• [STATED TASK]: Find all the lines with "Chengyu" and gather them.

• [DATASET ENTRIES]:

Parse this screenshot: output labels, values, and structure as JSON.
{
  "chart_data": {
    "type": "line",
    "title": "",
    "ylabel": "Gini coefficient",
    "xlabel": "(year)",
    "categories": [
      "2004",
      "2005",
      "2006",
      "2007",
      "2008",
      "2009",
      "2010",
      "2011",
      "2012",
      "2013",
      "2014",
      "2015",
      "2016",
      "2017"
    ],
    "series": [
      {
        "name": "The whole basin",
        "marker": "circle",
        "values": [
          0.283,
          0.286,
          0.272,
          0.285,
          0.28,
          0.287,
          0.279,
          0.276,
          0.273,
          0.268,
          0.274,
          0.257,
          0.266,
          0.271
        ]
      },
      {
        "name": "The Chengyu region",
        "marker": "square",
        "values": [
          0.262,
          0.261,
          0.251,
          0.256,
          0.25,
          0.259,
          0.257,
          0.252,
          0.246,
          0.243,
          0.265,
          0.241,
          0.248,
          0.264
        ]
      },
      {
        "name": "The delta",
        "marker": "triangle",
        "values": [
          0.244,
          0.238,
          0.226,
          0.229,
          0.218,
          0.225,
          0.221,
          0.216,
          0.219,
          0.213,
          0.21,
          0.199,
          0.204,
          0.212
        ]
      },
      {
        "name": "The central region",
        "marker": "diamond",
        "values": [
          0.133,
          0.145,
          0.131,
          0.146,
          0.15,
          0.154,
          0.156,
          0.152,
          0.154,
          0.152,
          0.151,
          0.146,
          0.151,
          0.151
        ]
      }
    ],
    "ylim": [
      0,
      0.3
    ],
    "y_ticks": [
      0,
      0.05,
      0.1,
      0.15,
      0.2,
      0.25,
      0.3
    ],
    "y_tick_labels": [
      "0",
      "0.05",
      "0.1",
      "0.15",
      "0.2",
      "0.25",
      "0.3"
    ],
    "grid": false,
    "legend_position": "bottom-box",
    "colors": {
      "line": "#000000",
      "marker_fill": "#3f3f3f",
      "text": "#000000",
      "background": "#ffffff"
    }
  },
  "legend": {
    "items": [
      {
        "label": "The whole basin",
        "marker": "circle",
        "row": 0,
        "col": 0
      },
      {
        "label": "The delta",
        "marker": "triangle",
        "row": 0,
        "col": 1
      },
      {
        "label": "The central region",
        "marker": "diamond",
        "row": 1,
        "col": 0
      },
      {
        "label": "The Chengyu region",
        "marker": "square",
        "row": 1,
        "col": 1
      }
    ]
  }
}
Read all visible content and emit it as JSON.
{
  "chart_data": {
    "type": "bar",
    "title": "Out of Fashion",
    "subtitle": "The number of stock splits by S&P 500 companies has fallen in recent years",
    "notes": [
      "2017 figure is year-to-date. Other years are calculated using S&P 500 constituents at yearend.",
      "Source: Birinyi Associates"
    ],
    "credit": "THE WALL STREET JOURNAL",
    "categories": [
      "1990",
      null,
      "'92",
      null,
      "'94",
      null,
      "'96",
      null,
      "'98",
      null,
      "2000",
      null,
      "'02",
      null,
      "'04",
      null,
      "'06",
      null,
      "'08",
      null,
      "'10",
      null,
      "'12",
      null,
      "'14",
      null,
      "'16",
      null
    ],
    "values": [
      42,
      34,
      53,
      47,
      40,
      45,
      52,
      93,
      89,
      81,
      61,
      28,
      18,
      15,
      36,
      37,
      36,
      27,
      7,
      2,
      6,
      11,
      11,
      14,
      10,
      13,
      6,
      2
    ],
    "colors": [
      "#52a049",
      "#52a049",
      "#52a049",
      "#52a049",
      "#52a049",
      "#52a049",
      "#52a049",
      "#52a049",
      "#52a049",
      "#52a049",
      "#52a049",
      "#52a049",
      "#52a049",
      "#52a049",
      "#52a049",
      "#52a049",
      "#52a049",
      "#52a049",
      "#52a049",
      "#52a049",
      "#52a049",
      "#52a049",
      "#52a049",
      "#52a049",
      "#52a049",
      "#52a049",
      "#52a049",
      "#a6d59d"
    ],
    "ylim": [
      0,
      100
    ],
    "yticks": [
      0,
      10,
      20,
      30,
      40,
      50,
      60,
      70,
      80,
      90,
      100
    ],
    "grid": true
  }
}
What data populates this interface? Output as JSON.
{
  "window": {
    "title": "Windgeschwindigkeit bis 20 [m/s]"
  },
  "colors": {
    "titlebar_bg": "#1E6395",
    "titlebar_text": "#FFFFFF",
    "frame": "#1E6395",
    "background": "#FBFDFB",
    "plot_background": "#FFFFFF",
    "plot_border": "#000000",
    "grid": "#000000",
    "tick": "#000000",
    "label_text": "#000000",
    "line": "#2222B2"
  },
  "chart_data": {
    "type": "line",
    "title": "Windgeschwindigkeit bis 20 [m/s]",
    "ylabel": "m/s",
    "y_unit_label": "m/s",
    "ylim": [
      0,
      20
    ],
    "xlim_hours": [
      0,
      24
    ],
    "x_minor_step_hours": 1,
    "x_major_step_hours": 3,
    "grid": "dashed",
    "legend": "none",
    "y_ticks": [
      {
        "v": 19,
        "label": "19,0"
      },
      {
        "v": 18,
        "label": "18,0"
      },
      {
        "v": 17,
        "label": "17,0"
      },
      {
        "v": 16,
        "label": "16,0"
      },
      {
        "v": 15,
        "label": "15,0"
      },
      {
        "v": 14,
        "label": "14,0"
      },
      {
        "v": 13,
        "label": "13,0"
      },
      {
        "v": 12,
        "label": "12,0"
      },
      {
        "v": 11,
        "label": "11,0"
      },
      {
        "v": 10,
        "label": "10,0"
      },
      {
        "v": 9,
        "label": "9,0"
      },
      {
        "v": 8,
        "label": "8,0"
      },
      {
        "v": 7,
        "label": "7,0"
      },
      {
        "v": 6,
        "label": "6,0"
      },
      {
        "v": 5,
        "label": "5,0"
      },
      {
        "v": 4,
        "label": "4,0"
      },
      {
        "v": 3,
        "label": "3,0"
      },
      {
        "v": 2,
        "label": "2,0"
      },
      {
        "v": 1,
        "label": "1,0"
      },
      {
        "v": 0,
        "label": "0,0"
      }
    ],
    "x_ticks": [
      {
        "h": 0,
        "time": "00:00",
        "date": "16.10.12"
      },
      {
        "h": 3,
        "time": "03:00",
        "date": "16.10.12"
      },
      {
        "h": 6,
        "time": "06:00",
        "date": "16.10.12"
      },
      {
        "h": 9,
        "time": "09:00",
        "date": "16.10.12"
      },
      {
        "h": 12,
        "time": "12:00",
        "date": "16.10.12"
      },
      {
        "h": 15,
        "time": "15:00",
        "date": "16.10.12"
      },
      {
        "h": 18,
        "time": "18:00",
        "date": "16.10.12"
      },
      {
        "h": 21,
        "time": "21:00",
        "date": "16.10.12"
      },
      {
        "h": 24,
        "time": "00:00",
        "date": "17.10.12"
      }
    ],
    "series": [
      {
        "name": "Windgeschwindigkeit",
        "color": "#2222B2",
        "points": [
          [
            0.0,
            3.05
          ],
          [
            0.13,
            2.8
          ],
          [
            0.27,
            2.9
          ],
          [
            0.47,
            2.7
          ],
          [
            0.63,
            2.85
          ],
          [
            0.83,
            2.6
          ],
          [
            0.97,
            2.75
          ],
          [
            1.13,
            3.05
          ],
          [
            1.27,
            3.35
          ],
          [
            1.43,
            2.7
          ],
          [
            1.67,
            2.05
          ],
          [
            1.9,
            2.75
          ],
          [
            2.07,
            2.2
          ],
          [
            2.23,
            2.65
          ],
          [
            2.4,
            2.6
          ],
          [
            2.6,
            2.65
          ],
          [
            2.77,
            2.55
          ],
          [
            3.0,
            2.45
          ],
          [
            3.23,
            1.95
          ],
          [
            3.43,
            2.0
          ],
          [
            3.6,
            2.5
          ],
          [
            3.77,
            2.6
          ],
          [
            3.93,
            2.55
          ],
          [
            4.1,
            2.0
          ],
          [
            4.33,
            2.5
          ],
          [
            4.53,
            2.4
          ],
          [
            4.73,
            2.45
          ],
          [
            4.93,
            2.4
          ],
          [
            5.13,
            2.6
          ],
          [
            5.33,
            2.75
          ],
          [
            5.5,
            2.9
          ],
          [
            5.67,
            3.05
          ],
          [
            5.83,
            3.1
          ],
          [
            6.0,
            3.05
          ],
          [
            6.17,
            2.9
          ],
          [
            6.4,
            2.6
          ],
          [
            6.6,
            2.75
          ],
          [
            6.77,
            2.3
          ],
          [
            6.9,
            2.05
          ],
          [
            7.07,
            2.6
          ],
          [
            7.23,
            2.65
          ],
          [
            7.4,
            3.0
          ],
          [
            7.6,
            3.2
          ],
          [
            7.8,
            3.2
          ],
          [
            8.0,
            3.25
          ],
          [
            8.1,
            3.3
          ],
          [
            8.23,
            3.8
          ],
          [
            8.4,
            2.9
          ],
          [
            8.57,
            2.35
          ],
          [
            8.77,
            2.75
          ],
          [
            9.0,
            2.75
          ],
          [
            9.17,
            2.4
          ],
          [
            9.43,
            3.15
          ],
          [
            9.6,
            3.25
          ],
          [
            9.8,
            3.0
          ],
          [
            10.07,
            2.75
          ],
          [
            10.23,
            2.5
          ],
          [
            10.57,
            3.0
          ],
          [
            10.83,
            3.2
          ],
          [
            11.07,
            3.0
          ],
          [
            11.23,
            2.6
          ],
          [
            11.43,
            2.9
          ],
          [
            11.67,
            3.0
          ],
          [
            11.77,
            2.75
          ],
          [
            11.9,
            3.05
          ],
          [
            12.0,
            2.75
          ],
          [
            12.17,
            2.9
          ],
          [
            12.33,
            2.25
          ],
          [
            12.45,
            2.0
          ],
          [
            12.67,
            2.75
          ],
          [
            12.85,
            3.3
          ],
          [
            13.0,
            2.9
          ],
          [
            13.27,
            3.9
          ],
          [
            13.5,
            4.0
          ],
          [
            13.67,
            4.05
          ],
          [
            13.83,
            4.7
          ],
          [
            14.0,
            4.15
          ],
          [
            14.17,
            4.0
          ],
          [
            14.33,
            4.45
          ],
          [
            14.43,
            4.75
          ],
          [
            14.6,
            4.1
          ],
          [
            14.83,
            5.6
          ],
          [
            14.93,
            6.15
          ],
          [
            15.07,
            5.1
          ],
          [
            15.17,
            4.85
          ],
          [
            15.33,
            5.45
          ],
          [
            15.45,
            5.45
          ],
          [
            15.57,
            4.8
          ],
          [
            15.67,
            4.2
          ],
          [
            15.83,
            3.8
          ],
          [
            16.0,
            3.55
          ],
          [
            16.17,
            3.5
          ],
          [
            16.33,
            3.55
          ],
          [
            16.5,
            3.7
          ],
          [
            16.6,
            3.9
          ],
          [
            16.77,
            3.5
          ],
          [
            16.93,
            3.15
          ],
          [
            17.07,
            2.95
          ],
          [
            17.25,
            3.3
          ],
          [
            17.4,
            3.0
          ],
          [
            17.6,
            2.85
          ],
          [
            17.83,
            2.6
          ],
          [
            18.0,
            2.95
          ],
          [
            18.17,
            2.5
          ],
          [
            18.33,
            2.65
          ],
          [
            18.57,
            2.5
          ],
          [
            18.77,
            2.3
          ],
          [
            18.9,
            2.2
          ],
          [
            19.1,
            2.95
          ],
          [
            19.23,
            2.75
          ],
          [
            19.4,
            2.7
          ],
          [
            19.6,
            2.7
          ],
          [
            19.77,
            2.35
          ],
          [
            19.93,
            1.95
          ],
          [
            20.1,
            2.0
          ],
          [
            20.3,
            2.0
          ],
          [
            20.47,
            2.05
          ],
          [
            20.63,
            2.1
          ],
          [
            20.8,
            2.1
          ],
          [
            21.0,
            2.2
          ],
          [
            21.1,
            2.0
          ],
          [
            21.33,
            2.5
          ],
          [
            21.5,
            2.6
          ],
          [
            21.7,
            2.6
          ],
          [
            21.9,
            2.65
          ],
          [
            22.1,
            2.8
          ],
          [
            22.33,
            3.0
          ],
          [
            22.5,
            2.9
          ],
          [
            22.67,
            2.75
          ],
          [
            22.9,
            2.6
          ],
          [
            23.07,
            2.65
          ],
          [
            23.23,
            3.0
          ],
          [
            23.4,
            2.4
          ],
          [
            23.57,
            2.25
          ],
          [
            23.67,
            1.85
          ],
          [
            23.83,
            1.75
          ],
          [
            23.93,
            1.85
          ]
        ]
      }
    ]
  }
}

• [ANSWER FOR THE TASK]:
        "name": "The Chengyu region",
        "label": "The Chengyu region",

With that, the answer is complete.